Identify every line in the records below that contains the word "bien", and copy each of those lines.

● **Exercise data**:
════════

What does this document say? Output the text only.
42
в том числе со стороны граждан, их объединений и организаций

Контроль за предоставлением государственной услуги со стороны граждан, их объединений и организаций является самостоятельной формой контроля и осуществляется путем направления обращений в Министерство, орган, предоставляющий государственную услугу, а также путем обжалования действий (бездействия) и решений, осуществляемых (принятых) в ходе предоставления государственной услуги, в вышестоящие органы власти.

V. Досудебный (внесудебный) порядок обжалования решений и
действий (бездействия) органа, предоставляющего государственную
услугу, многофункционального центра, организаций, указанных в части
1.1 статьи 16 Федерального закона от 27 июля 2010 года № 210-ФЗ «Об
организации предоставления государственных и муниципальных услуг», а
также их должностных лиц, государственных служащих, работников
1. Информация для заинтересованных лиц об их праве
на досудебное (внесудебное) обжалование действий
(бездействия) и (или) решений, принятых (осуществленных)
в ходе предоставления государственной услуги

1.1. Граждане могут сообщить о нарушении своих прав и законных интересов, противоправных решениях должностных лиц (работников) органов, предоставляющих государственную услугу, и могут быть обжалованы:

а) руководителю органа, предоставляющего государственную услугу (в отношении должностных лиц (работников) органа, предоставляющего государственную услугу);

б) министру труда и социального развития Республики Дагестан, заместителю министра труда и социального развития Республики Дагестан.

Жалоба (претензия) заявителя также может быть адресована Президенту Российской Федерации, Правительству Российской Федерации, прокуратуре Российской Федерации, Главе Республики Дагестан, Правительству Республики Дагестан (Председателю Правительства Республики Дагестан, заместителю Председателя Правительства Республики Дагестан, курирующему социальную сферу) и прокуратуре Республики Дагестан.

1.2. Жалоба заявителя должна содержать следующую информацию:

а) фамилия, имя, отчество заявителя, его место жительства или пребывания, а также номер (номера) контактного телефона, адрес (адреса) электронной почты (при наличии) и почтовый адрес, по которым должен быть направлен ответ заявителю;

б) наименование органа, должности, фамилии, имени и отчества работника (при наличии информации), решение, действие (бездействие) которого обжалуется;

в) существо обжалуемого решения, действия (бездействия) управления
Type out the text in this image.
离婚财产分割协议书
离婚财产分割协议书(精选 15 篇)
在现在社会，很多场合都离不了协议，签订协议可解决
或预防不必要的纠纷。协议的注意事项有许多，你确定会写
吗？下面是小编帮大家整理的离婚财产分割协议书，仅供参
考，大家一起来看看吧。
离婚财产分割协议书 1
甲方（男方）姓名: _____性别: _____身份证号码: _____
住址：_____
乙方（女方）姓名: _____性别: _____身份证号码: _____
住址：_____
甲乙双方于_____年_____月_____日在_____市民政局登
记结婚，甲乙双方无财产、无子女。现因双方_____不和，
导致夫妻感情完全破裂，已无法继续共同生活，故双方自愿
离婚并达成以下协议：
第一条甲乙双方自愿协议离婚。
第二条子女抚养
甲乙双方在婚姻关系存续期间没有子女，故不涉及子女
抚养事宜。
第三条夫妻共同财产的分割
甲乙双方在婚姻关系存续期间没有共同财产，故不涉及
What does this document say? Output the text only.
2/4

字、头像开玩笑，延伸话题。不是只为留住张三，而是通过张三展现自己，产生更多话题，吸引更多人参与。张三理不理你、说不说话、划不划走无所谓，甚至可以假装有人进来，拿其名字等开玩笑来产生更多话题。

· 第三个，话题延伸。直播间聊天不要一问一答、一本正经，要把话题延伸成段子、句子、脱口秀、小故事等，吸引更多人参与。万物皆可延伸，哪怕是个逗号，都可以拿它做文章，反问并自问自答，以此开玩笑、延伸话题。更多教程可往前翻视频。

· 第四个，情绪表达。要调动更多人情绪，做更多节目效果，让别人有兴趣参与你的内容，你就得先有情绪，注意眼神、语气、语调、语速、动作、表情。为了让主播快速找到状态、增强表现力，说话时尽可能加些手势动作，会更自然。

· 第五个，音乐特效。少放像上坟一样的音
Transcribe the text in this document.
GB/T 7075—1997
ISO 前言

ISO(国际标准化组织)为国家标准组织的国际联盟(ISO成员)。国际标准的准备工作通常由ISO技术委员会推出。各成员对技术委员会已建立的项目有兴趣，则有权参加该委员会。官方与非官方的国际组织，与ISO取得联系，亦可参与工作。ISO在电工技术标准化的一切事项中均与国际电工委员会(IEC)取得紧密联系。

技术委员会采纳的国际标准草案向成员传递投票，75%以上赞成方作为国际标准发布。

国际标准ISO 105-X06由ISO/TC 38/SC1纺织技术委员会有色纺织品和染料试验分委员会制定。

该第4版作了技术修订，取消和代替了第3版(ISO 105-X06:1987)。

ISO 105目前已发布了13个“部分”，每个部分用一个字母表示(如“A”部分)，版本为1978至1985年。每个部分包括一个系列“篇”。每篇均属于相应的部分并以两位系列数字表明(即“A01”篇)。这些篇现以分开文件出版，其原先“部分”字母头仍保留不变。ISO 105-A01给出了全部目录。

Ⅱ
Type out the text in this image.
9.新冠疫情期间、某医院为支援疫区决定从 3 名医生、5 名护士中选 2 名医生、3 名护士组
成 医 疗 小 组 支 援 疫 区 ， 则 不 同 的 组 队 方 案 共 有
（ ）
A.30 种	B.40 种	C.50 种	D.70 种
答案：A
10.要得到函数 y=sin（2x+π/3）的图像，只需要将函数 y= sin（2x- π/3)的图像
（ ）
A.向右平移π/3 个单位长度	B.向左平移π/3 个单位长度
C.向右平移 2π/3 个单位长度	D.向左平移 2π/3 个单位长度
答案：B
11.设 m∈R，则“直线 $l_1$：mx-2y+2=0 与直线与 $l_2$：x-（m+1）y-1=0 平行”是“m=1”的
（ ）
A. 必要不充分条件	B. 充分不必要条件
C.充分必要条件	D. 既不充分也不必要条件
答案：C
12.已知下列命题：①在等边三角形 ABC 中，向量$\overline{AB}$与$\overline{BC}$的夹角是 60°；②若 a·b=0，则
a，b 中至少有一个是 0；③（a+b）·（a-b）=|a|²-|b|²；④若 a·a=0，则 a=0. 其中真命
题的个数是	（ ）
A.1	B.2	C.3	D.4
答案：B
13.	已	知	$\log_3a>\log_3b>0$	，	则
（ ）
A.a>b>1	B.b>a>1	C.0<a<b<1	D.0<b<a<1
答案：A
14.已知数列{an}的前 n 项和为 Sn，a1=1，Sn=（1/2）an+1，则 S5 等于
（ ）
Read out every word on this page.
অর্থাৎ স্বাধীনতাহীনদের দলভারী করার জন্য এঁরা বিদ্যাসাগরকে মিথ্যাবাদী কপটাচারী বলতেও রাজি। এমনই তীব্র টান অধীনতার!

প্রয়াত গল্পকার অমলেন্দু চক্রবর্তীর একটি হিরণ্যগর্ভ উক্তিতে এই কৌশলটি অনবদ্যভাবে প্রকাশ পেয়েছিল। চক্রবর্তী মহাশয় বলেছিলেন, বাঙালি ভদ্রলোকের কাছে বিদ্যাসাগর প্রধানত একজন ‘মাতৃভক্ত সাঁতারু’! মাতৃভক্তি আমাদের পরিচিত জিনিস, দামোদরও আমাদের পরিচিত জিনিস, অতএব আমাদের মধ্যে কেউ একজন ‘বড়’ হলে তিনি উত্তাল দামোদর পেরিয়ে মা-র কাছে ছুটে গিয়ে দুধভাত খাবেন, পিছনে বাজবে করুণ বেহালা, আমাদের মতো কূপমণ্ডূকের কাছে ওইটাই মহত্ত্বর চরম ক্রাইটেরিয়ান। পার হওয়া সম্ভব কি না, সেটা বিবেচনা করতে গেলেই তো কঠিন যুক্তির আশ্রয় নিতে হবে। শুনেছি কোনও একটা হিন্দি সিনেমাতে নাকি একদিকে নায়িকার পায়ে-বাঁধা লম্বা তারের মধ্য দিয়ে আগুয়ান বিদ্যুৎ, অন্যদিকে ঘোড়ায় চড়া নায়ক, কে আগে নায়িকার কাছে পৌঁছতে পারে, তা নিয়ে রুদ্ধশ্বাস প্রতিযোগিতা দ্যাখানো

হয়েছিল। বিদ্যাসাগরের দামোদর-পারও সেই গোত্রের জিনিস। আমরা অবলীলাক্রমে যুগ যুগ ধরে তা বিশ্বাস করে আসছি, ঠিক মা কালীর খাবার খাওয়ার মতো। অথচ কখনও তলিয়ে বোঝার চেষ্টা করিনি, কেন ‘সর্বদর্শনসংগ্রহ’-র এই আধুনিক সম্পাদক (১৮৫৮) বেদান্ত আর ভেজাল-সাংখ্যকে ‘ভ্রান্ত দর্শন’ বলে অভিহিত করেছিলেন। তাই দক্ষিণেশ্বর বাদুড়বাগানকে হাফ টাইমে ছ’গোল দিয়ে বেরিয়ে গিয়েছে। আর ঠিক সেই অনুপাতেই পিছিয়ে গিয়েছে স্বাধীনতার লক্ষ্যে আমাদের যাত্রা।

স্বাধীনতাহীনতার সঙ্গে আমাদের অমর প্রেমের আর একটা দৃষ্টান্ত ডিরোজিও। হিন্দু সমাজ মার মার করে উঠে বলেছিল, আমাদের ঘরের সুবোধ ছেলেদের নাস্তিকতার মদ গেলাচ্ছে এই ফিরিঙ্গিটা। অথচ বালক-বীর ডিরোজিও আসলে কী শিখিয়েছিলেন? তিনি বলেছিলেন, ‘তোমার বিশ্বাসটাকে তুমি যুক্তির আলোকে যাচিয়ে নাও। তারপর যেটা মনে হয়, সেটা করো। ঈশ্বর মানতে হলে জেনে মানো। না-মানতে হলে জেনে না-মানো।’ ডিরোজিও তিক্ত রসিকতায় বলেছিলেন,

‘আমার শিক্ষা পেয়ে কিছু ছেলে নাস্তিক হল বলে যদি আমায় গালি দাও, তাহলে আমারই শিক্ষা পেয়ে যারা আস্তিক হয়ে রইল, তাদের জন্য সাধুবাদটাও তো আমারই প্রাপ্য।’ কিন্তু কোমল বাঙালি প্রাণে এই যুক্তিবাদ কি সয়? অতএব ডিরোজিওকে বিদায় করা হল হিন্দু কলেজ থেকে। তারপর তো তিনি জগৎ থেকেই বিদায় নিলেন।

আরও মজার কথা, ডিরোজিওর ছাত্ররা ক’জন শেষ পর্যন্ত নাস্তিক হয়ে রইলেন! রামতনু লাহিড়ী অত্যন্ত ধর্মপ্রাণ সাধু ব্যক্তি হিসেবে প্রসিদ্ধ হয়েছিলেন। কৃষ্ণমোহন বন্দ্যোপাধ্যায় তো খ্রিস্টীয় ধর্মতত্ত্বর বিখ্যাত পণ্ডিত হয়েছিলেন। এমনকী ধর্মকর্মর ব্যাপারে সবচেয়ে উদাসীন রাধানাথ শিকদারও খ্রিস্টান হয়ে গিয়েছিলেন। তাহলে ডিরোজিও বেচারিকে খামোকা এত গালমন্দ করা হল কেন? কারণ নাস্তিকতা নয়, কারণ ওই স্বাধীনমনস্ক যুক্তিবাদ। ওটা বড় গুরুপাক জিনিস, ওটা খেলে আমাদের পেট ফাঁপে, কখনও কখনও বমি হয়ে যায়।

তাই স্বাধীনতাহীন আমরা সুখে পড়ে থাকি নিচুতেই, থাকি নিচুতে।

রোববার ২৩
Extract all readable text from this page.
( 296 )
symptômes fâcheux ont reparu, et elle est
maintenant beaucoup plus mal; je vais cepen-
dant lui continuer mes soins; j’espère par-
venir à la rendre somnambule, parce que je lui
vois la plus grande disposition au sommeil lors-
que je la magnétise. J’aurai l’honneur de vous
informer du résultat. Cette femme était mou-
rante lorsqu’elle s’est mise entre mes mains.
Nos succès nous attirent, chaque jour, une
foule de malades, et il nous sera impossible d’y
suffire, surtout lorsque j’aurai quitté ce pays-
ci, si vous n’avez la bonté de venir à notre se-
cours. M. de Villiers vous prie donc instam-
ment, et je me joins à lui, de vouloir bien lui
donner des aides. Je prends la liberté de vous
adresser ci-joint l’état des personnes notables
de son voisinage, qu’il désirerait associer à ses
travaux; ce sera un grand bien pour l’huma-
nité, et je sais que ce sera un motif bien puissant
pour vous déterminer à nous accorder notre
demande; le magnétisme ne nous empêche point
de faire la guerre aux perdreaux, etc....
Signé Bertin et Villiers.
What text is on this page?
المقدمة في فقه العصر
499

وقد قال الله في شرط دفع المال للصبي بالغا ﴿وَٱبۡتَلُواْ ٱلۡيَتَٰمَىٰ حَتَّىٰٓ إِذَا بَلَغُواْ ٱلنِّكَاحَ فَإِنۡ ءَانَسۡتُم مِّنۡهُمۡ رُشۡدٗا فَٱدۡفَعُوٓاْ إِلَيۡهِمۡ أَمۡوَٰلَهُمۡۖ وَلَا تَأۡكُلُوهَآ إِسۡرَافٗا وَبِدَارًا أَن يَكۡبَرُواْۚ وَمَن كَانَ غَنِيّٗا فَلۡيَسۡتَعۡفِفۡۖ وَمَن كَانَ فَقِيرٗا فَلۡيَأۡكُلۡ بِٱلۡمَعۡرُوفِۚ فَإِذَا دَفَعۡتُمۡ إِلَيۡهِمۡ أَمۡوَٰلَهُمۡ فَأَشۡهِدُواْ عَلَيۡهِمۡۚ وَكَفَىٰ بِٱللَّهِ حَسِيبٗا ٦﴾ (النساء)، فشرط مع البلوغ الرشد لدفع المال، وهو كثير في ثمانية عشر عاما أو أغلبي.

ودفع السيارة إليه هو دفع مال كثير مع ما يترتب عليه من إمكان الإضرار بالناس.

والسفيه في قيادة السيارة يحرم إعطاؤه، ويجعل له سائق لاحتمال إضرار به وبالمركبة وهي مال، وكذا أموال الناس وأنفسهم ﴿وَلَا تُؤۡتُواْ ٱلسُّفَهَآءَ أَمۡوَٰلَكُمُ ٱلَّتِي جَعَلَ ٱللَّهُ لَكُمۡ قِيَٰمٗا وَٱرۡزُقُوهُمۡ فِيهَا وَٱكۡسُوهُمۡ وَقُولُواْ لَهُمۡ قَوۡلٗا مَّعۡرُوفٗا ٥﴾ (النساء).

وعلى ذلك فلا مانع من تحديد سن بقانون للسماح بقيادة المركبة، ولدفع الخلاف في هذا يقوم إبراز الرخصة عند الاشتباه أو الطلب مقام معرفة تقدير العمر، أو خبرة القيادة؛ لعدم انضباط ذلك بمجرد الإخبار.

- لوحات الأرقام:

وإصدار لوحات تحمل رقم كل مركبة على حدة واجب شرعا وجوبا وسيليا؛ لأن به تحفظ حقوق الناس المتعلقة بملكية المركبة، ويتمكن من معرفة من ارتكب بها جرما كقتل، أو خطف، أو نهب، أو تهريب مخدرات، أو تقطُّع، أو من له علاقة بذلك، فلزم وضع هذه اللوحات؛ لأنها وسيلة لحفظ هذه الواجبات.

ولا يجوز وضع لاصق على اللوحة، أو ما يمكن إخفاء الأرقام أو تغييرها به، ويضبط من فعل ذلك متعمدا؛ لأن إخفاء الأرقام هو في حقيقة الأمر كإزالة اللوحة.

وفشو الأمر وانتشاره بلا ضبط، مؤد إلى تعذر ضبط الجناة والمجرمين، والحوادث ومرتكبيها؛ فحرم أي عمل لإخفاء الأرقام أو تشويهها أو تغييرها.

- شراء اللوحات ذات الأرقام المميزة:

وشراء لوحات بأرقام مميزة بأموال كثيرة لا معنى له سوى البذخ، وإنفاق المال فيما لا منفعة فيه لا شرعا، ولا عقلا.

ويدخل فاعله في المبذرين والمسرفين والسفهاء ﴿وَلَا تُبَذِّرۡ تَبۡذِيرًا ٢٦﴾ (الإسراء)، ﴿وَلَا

════════

● **Problem solution**:
ment, et je me joins à lui, de vouloir bien lui
travaux; ce sera un grand bien pour l’huma-
nité, et je sais que ce sera un motif bien puissant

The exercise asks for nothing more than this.